**Direction**
Copy out all lines where "размещения" appears.

Saved entries:
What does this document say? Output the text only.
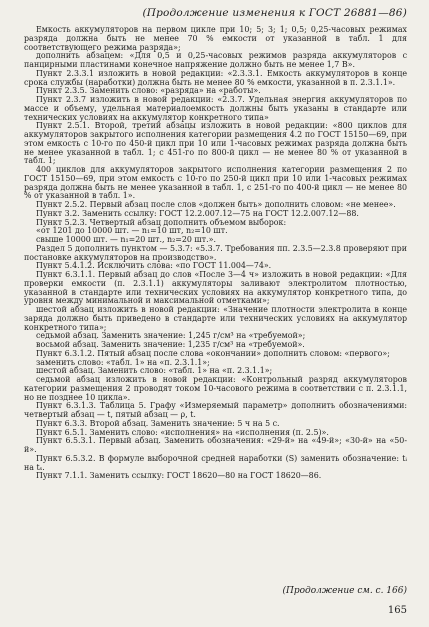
(Продолжение изменения к ГОСТ 26881—86)

Емкость аккумуляторов на первом цикле при 10; 5; 3; 1; 0,5; 0,25-часовых режимах разряда должна быть не менее 70 % емкости от указанной в табл. 1 для соответствующего режима разряда»;

дополнить абзацем: «Для 0,5 и 0,25-часовых режимов разряда аккумуляторов с панцирными пластинами конечное напряжение должно быть не менее 1,7 В».

Пункт 2.3.3.1 изложить в новой редакции: «2.3.3.1. Емкость аккумуляторов в конце срока службы (наработки) должна быть не менее 80 % емкости, указанной в п. 2.3.1.1».

Пункт 2.3.5. Заменить слово: «разряда» на «работы».

Пункт 2.3.7 изложить в новой редакции: «2.3.7. Удельная энергия аккумуляторов по массе и объему, удельная материалоемкость должны быть указаны в стандарте или технических условиях на аккумулятор конкретного типа»

Пункт 2.5.1. Второй, третий абзацы изложить в новой редакции: «800 циклов для аккумуляторов закрытого исполнения категории размещения 4.2 по ГОСТ 15150—69, при этом емкость с 10-го по 450-й цикл при 10 или 1-часовых режимах разряда должна быть не менее указанной в табл. 1; с 451-го по 800-й цикл — не менее 80 % от указанной в табл. 1;

400 циклов для аккумуляторов закрытого исполнения категории размещения 2 по ГОСТ 15150—69, при этом емкость с 10-го по 250-й цикл при 10 или 1-часовых режимах разряда должна быть не менее указанной в табл. 1, с 251-го по 400-й цикл — не менее 80 % от указанной в табл. 1».

Пункт 2.5.2. Первый абзац после слов «должен быть» дополнить словом: «не менее».

Пункт 3.2. Заменить ссылку: ГОСТ 12.2.007.12—75 на ГОСТ 12.2.007.12—88.

Пункт 5.2.3. Четвертый абзац дополнить объемом выборок:

«от 1201 до 10000 шт. — n₁=10 шт, n₂=10 шт.

свыше 10000 шт. — n₁=20 шт., n₂=20 шт.».

Раздел 5 дополнить пунктом — 5.3.7: «5.3.7. Требования пп. 2.3.5—2.3.8 проверяют при постановке аккумуляторов на производство».

Пункт 5.4.1.2. Исключить слова: «по ГОСТ 11.004—74».

Пункт 6.3.1.1. Первый абзац до слов «После 3—4 ч» изложить в новой редакции: «Для проверки емкости (п. 2.3.1.1) аккумуляторы заливают электролитом плотностью, указанной в стандарте или технических условиях на аккумулятор конкретного типа, до уровня между минимальной и максимальной отметками»;

шестой абзац изложить в новой редакции: «Значение плотности электролита в конце заряда должно быть приведено в стандарте или технических условиях на аккумулятор конкретного типа»;

седьмой абзац. Заменить значение: 1,245 г/см³ на «требуемой»;

восьмой абзац. Заменить значение: 1,235 г/см³ на «требуемой».

Пункт 6.3.1.2. Пятый абзац после слова «окончании» дополнить словом: «первого»;

заменить слово: «табл. 1» на «п. 2.3.1.1»;

шестой абзац. Заменить слово: «табл. 1» на «п. 2.3.1.1»;

седьмой абзац изложить в новой редакции: «Контрольный разряд аккумуляторов категории размещения 2 проводят током 10-часового режима в соответствии с п. 2.3.1.1, но не позднее 10 цикла».

Пункт 6.3.1.3. Таблица 5. Графу «Измеряемый параметр» дополнить обозначениями: четвертый абзац — t, пятый абзац — ρ, t.

Пункт 6.3.3. Второй абзац. Заменить значение: 5 ч на 5 с.

Пункт 6.5.1. Заменить слово: «исполнения» на «исполнения (п. 2.5)».

Пункт 6.5.3.1. Первый абзац. Заменить обозначения: «29-й» на «49-й»; «30-й» на «50-й».

Пункт 6.5.3.2. В формуле выборочной средней наработки (S) заменить обозначение: tᵢ на tₛ.

Пункт 7.1.1. Заменить ссылку: ГОСТ 18620—80 на ГОСТ 18620—86.

(Продолжение см. с. 166)
165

**Task response**
Пункт 2.5.1. Второй, третий абзацы изложить в новой редакции: «800 циклов для аккумуляторов закрытого исполнения категории размещения 4.2 по ГОСТ 15150—69, при этом емкость с 10-го по 450-й цикл при 10 или 1-часовых режимах разряда должна быть не менее указанной в табл. 1; с 451-го по 800-й цикл — не менее 80 % от указанной в табл. 1;
400 циклов для аккумуляторов закрытого исполнения категории размещения 2 по ГОСТ 15150—69, при этом емкость с 10-го по 250-й цикл при 10 или 1-часовых режимах разряда должна быть не менее указанной в табл. 1, с 251-го по 400-й цикл — не менее 80 % от указанной в табл. 1».
седьмой абзац изложить в новой редакции: «Контрольный разряд аккумуляторов категории размещения 2 проводят током 10-часового режима в соответствии с п. 2.3.1.1, но не позднее 10 цикла».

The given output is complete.